▶ Exercise aim: Collect each line holding the string "JSON".

▶ Records for the exercise:

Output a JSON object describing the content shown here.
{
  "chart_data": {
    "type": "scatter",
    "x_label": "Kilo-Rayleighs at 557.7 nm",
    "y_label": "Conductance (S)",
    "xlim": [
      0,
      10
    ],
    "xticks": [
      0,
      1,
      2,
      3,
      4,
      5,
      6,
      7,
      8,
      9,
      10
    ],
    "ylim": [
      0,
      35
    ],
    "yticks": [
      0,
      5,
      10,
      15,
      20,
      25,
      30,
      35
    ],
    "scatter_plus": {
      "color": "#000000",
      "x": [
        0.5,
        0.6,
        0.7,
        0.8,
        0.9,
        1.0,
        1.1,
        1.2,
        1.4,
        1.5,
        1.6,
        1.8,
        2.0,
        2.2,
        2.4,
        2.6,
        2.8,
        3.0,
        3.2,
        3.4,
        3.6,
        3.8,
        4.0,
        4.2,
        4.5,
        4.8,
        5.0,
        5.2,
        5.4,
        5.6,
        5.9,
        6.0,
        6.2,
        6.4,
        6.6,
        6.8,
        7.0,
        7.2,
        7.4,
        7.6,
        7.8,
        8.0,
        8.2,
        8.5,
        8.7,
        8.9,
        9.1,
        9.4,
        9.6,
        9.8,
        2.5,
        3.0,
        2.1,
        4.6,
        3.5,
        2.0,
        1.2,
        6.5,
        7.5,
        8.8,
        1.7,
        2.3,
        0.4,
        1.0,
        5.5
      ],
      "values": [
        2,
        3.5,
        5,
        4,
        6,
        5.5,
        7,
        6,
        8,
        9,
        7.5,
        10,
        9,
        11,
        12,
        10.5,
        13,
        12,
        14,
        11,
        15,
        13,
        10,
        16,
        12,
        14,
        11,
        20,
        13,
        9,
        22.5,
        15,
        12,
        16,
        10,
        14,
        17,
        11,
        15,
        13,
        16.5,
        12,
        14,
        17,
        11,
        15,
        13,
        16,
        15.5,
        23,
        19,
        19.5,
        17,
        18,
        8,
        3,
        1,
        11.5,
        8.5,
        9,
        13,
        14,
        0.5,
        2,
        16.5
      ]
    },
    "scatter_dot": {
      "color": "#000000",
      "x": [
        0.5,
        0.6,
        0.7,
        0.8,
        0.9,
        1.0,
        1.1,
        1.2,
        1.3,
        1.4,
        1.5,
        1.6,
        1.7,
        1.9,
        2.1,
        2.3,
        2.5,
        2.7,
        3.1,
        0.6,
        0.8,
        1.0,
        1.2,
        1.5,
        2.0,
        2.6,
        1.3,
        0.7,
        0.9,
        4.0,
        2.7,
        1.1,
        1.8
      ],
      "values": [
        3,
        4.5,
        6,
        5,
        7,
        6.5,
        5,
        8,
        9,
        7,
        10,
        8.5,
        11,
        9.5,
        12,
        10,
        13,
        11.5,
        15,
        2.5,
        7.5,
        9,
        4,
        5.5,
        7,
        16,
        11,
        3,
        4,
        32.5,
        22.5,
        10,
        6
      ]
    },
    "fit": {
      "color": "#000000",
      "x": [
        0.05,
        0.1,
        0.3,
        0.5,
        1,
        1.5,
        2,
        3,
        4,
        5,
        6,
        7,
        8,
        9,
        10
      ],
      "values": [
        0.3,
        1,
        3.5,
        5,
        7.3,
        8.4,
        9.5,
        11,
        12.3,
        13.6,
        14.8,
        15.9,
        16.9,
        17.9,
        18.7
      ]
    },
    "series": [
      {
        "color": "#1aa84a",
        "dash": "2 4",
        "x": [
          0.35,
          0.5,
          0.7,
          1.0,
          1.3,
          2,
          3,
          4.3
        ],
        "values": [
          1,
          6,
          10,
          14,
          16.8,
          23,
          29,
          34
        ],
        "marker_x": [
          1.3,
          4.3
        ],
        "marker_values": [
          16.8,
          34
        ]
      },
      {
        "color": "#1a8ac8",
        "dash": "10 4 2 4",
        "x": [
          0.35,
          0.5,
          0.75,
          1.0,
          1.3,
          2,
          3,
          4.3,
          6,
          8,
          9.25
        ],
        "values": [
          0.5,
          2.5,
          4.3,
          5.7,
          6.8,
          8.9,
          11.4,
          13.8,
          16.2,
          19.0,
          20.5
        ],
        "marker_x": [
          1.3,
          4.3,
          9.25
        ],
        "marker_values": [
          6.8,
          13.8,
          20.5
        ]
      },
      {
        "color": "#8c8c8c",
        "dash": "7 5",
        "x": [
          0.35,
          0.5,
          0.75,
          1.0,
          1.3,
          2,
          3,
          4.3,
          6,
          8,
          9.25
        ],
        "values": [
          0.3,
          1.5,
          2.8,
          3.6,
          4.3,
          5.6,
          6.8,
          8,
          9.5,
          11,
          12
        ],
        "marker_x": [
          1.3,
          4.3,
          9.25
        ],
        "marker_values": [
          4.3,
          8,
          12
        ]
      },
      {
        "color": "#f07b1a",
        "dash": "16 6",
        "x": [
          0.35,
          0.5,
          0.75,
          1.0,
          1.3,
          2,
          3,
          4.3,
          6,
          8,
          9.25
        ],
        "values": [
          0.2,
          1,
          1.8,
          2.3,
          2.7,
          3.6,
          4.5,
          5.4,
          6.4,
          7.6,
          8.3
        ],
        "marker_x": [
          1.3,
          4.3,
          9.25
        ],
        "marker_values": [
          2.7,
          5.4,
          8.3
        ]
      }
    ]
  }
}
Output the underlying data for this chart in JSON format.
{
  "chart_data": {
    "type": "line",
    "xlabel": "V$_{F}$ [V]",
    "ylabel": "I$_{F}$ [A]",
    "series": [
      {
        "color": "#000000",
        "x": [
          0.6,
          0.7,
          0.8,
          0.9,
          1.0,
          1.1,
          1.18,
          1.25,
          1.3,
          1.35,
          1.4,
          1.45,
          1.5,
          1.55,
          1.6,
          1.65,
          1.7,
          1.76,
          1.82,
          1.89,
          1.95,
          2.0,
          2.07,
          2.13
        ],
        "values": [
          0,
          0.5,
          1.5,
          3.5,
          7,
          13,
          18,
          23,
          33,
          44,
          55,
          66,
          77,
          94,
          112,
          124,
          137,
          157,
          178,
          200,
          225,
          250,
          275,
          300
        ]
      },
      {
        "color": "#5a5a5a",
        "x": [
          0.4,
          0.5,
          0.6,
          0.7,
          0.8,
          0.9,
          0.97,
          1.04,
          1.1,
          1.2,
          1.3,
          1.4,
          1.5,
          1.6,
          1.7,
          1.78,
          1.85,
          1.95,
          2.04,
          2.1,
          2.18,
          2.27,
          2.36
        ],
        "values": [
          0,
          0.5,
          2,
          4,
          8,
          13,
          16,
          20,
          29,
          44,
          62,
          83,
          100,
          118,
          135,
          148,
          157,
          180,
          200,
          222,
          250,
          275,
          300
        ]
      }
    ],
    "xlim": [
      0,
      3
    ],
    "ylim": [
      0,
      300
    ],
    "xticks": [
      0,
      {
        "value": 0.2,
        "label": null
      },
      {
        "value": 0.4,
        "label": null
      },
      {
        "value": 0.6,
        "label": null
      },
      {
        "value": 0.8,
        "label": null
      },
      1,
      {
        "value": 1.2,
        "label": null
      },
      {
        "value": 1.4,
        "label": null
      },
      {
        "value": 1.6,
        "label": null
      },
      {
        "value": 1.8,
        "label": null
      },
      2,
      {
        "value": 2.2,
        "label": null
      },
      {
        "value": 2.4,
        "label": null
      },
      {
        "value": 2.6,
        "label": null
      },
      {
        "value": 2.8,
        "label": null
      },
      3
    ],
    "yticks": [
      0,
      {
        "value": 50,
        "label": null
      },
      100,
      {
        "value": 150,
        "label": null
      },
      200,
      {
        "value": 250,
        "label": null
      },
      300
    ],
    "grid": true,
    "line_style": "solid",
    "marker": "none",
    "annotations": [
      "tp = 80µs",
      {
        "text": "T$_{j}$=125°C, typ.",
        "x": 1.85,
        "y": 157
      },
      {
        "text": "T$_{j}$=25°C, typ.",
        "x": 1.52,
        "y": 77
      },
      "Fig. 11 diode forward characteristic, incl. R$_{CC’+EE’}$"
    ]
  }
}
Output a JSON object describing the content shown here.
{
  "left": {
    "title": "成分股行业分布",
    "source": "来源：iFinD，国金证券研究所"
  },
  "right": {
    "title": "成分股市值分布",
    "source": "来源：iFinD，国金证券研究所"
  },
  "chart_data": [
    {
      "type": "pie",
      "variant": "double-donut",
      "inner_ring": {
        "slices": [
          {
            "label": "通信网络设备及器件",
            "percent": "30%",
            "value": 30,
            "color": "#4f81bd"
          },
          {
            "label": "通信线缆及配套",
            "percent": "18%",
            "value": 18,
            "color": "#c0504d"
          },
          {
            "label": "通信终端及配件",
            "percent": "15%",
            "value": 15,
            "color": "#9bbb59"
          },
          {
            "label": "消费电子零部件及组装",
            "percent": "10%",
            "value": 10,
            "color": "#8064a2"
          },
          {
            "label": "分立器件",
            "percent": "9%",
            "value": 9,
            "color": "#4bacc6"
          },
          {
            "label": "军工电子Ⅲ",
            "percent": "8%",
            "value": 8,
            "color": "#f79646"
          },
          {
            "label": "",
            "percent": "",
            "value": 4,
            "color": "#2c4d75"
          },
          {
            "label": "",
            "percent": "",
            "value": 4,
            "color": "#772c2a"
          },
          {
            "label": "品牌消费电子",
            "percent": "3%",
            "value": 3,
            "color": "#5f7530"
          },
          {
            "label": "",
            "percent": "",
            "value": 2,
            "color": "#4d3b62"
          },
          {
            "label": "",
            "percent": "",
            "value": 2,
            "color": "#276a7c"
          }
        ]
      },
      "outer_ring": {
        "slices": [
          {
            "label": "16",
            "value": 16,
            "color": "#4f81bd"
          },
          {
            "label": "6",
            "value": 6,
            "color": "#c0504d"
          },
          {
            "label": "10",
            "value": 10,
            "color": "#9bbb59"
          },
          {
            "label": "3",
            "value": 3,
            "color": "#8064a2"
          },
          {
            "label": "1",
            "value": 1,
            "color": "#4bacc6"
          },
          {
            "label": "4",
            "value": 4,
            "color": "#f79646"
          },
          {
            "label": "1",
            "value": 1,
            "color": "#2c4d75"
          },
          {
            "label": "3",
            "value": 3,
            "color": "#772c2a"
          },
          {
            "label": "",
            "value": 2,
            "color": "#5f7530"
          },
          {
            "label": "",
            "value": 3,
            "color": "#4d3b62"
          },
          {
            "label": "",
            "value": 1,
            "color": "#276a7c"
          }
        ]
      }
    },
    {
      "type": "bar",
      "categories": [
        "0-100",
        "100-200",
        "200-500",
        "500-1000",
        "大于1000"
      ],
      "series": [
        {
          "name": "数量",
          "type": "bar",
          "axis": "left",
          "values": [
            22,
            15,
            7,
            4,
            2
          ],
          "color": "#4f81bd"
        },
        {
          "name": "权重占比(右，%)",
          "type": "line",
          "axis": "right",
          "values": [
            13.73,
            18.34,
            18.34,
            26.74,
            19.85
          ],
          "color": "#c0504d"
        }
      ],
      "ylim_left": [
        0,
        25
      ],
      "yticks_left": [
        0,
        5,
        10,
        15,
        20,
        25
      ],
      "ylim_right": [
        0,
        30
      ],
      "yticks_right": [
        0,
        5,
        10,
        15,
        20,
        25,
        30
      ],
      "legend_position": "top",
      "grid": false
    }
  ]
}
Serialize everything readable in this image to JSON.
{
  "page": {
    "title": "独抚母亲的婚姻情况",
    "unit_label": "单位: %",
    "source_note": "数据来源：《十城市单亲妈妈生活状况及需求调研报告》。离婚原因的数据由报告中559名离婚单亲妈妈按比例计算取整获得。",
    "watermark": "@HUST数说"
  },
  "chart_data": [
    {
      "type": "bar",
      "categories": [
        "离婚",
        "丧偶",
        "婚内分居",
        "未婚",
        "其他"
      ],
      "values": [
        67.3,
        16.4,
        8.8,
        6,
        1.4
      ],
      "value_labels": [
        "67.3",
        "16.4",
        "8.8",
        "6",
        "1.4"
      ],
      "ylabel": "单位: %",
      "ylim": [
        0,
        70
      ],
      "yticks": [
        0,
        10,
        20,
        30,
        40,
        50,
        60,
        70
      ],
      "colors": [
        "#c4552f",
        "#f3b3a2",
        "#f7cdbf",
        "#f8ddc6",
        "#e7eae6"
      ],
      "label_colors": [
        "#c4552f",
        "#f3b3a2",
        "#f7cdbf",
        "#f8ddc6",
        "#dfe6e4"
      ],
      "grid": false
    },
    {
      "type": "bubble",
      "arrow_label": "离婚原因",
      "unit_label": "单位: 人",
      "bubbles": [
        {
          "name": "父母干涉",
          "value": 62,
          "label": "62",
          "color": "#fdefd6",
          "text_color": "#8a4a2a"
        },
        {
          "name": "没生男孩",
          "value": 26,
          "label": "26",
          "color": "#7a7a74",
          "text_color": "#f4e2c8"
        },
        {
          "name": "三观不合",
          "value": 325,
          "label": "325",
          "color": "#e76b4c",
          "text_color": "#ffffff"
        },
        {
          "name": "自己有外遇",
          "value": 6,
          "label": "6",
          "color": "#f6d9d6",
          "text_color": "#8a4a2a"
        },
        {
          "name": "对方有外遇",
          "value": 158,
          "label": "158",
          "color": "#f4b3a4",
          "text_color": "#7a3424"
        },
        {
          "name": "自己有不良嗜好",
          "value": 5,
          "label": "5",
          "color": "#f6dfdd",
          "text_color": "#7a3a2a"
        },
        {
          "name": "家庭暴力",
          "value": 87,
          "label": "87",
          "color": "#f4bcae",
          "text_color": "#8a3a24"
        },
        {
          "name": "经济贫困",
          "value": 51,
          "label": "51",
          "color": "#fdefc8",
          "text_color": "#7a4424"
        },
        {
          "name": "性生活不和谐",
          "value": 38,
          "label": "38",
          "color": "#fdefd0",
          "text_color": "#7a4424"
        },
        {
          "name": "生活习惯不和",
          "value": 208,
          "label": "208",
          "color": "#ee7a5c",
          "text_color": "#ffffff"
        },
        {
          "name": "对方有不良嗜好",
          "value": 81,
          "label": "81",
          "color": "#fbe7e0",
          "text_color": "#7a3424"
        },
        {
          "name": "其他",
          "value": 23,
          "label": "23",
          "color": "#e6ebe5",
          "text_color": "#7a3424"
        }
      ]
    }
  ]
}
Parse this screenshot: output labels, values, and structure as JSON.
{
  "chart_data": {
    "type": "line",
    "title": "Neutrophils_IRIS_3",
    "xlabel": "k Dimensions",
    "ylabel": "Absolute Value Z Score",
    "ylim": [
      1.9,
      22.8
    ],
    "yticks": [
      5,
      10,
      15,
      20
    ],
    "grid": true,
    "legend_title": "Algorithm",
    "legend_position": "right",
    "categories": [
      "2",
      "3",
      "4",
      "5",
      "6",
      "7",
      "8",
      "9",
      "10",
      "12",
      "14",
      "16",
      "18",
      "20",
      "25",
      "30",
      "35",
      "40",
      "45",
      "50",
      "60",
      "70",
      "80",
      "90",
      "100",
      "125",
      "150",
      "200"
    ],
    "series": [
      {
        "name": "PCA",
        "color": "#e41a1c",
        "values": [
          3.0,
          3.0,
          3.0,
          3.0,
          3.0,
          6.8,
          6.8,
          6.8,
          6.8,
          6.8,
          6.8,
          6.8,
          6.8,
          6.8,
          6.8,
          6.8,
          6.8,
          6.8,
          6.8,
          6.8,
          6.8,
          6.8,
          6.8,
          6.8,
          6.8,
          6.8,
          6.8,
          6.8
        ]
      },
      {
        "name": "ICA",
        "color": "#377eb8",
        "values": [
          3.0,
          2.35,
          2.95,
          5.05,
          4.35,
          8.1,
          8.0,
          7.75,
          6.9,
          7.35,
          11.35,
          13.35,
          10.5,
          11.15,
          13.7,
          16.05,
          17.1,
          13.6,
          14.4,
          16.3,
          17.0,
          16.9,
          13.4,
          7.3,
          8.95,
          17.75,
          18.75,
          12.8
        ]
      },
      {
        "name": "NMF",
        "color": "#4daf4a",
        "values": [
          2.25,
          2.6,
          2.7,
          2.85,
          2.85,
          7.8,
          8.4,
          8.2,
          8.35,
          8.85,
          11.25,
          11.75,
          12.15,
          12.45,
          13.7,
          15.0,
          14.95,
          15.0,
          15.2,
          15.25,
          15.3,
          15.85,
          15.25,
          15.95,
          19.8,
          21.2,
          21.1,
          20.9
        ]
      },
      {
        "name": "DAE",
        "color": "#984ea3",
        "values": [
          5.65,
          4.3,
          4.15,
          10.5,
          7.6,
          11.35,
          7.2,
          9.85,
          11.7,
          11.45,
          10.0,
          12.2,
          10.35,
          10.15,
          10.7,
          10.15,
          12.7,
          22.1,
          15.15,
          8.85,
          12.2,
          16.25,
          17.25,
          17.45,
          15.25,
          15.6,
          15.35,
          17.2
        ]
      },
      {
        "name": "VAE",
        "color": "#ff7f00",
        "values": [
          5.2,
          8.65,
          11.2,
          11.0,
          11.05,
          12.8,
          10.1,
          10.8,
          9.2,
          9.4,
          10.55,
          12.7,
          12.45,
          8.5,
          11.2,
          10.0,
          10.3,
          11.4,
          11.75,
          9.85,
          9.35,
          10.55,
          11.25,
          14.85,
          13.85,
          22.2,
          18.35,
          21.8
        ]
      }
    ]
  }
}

▶ The reply:
Output a JSON object describing the content shown here.
Output the underlying data for this chart in JSON format.
Output a JSON object describing the content shown here.
Serialize everything readable in this image to JSON.
Parse this screenshot: output labels, values, and structure as JSON.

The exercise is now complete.